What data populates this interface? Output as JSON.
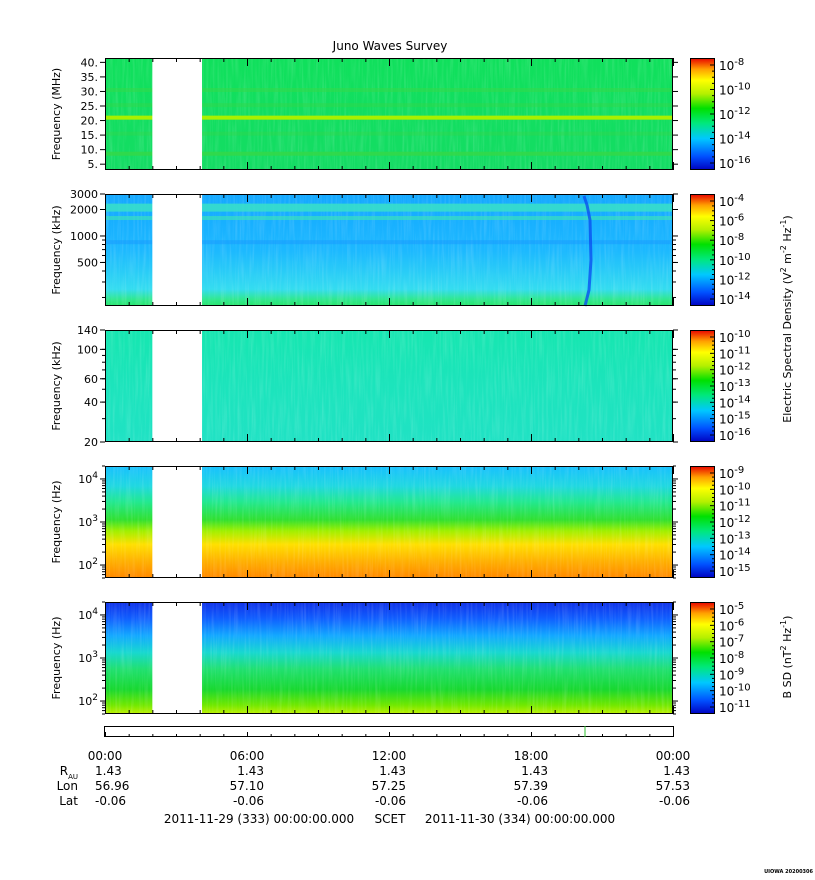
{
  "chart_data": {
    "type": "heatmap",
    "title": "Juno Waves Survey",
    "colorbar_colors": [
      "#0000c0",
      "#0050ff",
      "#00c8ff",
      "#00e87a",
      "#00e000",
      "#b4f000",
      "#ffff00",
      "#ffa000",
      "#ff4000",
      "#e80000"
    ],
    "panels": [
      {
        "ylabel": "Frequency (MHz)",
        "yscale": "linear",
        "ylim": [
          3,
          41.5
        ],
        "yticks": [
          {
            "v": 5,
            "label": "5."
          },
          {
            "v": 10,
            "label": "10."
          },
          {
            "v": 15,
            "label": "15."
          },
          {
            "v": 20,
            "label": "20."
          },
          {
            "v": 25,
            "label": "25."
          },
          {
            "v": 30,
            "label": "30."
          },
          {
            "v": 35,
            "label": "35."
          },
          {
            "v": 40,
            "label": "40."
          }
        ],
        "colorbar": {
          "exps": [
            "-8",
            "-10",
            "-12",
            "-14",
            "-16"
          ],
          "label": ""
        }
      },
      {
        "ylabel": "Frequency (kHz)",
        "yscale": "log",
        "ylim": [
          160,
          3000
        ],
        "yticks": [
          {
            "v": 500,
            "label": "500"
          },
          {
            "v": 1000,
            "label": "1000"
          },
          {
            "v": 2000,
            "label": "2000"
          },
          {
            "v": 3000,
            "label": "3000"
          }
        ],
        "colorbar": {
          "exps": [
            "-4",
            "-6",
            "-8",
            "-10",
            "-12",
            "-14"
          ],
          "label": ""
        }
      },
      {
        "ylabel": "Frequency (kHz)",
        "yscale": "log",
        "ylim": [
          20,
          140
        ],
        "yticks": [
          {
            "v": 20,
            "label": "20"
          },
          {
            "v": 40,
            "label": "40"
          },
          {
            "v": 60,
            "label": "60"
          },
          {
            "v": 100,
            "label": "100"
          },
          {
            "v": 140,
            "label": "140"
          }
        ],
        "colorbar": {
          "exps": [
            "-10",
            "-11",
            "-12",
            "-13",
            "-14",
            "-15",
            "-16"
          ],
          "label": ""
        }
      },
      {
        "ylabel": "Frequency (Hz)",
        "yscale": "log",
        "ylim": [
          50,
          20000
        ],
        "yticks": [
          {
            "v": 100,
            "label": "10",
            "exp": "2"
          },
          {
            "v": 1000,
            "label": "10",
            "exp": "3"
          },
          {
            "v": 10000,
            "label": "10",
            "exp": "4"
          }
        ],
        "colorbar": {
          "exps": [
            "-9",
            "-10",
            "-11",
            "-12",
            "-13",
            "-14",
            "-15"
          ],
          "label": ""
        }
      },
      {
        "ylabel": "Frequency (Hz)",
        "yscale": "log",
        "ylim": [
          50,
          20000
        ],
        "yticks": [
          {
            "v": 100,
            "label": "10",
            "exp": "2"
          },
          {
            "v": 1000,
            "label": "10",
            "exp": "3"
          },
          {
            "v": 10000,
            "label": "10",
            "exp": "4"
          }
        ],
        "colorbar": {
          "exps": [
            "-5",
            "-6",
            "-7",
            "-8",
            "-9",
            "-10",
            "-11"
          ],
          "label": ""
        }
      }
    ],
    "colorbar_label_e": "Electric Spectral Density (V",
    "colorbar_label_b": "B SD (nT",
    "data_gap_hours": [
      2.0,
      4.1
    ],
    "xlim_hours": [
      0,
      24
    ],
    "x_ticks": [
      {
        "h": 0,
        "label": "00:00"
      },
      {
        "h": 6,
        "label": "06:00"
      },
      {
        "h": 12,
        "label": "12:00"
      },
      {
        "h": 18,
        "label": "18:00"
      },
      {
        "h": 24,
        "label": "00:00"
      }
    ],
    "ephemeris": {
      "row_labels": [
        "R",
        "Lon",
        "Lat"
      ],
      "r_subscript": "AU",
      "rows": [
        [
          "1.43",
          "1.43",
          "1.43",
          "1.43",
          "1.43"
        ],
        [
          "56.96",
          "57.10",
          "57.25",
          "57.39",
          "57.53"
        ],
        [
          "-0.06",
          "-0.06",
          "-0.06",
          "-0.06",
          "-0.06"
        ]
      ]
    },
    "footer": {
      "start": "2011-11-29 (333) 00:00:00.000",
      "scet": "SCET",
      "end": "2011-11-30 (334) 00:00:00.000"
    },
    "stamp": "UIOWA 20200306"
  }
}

------------------------

Apart from the pictures, the entries above are to be repeated in full and exactly.

**THE RESPONSE:**
What data populates this interface? Output as JSON.
{
  "chart_data": {
    "type": "heatmap",
    "title": "Juno Waves Survey",
    "colorbar_colors": [
      "#0000c0",
      "#0050ff",
      "#00c8ff",
      "#00e87a",
      "#00e000",
      "#b4f000",
      "#ffff00",
      "#ffa000",
      "#ff4000",
      "#e80000"
    ],
    "panels": [
      {
        "ylabel": "Frequency (MHz)",
        "yscale": "linear",
        "ylim": [
          3,
          41.5
        ],
        "yticks": [
          {
            "v": 5,
            "label": "5."
          },
          {
            "v": 10,
            "label": "10."
          },
          {
            "v": 15,
            "label": "15."
          },
          {
            "v": 20,
            "label": "20."
          },
          {
            "v": 25,
            "label": "25."
          },
          {
            "v": 30,
            "label": "30."
          },
          {
            "v": 35,
            "label": "35."
          },
          {
            "v": 40,
            "label": "40."
          }
        ],
        "colorbar": {
          "exps": [
            "-8",
            "-10",
            "-12",
            "-14",
            "-16"
          ],
          "label": ""
        }
      },
      {
        "ylabel": "Frequency (kHz)",
        "yscale": "log",
        "ylim": [
          160,
          3000
        ],
        "yticks": [
          {
            "v": 500,
            "label": "500"
          },
          {
            "v": 1000,
            "label": "1000"
          },
          {
            "v": 2000,
            "label": "2000"
          },
          {
            "v": 3000,
            "label": "3000"
          }
        ],
        "colorbar": {
          "exps": [
            "-4",
            "-6",
            "-8",
            "-10",
            "-12",
            "-14"
          ],
          "label": ""
        }
      },
      {
        "ylabel": "Frequency (kHz)",
        "yscale": "log",
        "ylim": [
          20,
          140
        ],
        "yticks": [
          {
            "v": 20,
            "label": "20"
          },
          {
            "v": 40,
            "label": "40"
          },
          {
            "v": 60,
            "label": "60"
          },
          {
            "v": 100,
            "label": "100"
          },
          {
            "v": 140,
            "label": "140"
          }
        ],
        "colorbar": {
          "exps": [
            "-10",
            "-11",
            "-12",
            "-13",
            "-14",
            "-15",
            "-16"
          ],
          "label": ""
        }
      },
      {
        "ylabel": "Frequency (Hz)",
        "yscale": "log",
        "ylim": [
          50,
          20000
        ],
        "yticks": [
          {
            "v": 100,
            "label": "10",
            "exp": "2"
          },
          {
            "v": 1000,
            "label": "10",
            "exp": "3"
          },
          {
            "v": 10000,
            "label": "10",
            "exp": "4"
          }
        ],
        "colorbar": {
          "exps": [
            "-9",
            "-10",
            "-11",
            "-12",
            "-13",
            "-14",
            "-15"
          ],
          "label": ""
        }
      },
      {
        "ylabel": "Frequency (Hz)",
        "yscale": "log",
        "ylim": [
          50,
          20000
        ],
        "yticks": [
          {
            "v": 100,
            "label": "10",
            "exp": "2"
          },
          {
            "v": 1000,
            "label": "10",
            "exp": "3"
          },
          {
            "v": 10000,
            "label": "10",
            "exp": "4"
          }
        ],
        "colorbar": {
          "exps": [
            "-5",
            "-6",
            "-7",
            "-8",
            "-9",
            "-10",
            "-11"
          ],
          "label": ""
        }
      }
    ],
    "colorbar_label_e": "Electric Spectral Density (V",
    "colorbar_label_b": "B SD (nT",
    "data_gap_hours": [
      2.0,
      4.1
    ],
    "xlim_hours": [
      0,
      24
    ],
    "x_ticks": [
      {
        "h": 0,
        "label": "00:00"
      },
      {
        "h": 6,
        "label": "06:00"
      },
      {
        "h": 12,
        "label": "12:00"
      },
      {
        "h": 18,
        "label": "18:00"
      },
      {
        "h": 24,
        "label": "00:00"
      }
    ],
    "ephemeris": {
      "row_labels": [
        "R",
        "Lon",
        "Lat"
      ],
      "r_subscript": "AU",
      "rows": [
        [
          "1.43",
          "1.43",
          "1.43",
          "1.43",
          "1.43"
        ],
        [
          "56.96",
          "57.10",
          "57.25",
          "57.39",
          "57.53"
        ],
        [
          "-0.06",
          "-0.06",
          "-0.06",
          "-0.06",
          "-0.06"
        ]
      ]
    },
    "footer": {
      "start": "2011-11-29 (333) 00:00:00.000",
      "scet": "SCET",
      "end": "2011-11-30 (334) 00:00:00.000"
    },
    "stamp": "UIOWA 20200306"
  }
}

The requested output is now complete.